BEGIN Data for this task

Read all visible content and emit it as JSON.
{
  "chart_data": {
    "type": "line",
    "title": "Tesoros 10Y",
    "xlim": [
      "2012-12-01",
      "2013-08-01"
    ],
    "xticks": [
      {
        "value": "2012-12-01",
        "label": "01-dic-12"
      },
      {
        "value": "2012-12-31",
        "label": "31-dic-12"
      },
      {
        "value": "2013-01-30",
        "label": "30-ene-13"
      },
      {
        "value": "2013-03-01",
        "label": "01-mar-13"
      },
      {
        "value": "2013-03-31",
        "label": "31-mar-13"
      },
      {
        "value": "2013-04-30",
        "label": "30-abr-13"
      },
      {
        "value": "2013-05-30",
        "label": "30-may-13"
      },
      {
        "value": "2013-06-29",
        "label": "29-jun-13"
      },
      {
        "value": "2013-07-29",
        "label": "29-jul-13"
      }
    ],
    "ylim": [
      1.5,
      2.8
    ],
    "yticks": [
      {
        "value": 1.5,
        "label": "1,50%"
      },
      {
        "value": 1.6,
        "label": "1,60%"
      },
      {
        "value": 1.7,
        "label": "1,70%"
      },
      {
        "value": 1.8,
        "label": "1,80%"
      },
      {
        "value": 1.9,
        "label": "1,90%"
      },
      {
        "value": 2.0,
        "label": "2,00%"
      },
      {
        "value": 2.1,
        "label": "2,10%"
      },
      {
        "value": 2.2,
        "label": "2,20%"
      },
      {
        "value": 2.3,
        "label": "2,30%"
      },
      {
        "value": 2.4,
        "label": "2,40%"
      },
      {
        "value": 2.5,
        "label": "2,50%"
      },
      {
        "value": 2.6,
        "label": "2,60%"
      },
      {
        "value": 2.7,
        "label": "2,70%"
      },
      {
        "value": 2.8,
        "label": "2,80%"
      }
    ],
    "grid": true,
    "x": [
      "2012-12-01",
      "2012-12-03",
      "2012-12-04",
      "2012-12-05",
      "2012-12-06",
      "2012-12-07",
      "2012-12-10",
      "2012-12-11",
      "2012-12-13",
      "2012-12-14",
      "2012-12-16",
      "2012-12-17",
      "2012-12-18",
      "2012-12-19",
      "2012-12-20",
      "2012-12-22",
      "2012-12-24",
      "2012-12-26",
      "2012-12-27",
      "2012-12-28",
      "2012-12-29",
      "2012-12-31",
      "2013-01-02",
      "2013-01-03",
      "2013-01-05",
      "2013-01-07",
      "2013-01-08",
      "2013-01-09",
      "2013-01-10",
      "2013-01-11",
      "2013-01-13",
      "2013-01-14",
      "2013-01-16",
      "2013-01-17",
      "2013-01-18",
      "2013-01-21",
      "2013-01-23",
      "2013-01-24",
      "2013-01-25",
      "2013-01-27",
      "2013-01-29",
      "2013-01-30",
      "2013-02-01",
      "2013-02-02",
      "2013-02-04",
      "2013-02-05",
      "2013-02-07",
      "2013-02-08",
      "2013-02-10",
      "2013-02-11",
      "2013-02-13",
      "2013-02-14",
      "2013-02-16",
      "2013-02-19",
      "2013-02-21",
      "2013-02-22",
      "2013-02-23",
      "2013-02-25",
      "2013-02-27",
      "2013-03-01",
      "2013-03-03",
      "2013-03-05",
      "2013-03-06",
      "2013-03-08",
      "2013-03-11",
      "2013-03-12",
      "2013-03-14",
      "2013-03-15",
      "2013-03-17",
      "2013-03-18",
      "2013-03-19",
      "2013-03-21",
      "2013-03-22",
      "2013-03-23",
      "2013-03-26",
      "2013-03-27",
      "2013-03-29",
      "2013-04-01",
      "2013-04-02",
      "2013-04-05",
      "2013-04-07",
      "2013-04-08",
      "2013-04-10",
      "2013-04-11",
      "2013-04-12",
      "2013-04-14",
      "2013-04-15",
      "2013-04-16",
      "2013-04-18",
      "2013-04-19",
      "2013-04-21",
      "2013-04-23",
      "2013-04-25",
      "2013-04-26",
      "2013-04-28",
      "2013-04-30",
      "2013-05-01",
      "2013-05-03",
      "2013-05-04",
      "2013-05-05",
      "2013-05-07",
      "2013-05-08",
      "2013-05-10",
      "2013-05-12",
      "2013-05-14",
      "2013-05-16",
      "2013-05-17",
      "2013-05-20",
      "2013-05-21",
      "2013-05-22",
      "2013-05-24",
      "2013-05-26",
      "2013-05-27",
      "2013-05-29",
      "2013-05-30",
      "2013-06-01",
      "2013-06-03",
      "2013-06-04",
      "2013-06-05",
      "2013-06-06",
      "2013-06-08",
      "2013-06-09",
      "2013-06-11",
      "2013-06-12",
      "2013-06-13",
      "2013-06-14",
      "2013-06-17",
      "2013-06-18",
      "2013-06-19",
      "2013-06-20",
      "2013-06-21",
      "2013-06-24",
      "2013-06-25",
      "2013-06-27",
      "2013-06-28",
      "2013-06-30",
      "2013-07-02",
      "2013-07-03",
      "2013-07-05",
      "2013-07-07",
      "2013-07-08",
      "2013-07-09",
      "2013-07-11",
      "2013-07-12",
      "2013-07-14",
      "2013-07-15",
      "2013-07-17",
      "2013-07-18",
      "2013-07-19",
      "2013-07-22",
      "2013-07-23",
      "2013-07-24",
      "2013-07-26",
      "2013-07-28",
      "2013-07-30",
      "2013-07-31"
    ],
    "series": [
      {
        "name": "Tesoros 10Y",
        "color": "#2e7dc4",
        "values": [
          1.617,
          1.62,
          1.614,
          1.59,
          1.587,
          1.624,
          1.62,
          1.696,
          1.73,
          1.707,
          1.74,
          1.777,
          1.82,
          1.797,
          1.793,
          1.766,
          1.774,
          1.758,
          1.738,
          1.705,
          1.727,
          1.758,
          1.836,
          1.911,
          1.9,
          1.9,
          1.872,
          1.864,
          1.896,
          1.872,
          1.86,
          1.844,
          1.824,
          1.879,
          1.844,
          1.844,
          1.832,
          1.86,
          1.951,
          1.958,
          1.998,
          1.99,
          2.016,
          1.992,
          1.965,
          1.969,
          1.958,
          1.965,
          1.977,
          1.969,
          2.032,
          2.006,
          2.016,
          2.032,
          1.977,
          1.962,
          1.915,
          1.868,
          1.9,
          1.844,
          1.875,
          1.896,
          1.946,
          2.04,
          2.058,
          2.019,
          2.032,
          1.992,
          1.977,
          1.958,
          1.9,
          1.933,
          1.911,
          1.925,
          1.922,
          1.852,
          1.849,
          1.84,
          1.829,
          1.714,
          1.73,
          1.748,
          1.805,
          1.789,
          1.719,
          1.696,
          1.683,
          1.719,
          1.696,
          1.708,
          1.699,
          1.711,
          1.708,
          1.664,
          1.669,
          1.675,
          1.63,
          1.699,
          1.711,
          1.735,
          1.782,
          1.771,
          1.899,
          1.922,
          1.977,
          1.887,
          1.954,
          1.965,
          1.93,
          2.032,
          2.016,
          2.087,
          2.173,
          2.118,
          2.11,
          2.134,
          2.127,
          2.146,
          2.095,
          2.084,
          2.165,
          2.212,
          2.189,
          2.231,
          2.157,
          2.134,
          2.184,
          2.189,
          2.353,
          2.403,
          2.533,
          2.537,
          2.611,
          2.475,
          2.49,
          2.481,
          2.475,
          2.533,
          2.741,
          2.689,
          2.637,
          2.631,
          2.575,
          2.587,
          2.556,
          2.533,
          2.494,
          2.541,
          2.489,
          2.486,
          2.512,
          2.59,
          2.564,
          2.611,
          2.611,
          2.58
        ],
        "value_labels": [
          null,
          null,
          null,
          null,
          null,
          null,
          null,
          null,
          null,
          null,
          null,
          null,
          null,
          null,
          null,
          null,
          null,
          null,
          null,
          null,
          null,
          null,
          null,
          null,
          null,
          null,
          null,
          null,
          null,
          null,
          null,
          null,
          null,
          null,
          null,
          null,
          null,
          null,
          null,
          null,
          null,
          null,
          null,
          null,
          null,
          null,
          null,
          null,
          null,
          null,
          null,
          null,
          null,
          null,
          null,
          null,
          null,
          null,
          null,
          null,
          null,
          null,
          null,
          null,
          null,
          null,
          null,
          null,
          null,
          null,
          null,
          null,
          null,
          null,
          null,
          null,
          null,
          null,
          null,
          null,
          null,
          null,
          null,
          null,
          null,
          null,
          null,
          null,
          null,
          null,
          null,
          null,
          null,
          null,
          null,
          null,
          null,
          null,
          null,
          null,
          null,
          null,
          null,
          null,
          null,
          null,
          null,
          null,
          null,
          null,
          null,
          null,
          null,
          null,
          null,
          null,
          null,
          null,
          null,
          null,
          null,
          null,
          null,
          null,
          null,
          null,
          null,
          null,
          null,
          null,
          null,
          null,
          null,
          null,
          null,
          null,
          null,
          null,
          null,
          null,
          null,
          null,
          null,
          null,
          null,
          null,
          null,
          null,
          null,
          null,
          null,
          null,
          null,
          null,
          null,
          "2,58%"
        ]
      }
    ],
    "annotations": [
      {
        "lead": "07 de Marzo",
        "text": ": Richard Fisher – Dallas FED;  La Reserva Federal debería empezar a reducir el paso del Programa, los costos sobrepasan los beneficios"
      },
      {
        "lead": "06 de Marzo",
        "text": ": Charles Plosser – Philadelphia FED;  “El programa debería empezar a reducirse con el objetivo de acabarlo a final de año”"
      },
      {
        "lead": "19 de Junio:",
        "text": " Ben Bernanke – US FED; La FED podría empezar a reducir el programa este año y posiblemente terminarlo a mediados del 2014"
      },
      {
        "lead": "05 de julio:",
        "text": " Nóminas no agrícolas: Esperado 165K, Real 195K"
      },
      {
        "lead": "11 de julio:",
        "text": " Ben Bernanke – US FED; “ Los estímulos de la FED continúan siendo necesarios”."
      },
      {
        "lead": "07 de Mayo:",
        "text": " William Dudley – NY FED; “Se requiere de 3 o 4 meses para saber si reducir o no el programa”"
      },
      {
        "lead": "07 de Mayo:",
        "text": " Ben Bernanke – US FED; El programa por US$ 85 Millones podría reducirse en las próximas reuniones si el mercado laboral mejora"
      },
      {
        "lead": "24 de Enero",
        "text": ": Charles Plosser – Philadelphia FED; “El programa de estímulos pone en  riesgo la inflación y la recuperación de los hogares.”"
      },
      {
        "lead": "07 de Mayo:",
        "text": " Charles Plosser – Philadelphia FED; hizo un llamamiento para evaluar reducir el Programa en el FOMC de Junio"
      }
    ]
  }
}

END Data for this task

Problem statement:
Copy every line of the records above that contains "estímulos".

Answer to the problem:
        "text": " Ben Bernanke – US FED; “ Los estímulos de la FED continúan siendo necesarios”."
        "text": ": Charles Plosser – Philadelphia FED; “El programa de estímulos pone en  riesgo la inflación y la recuperación de los hogares.”"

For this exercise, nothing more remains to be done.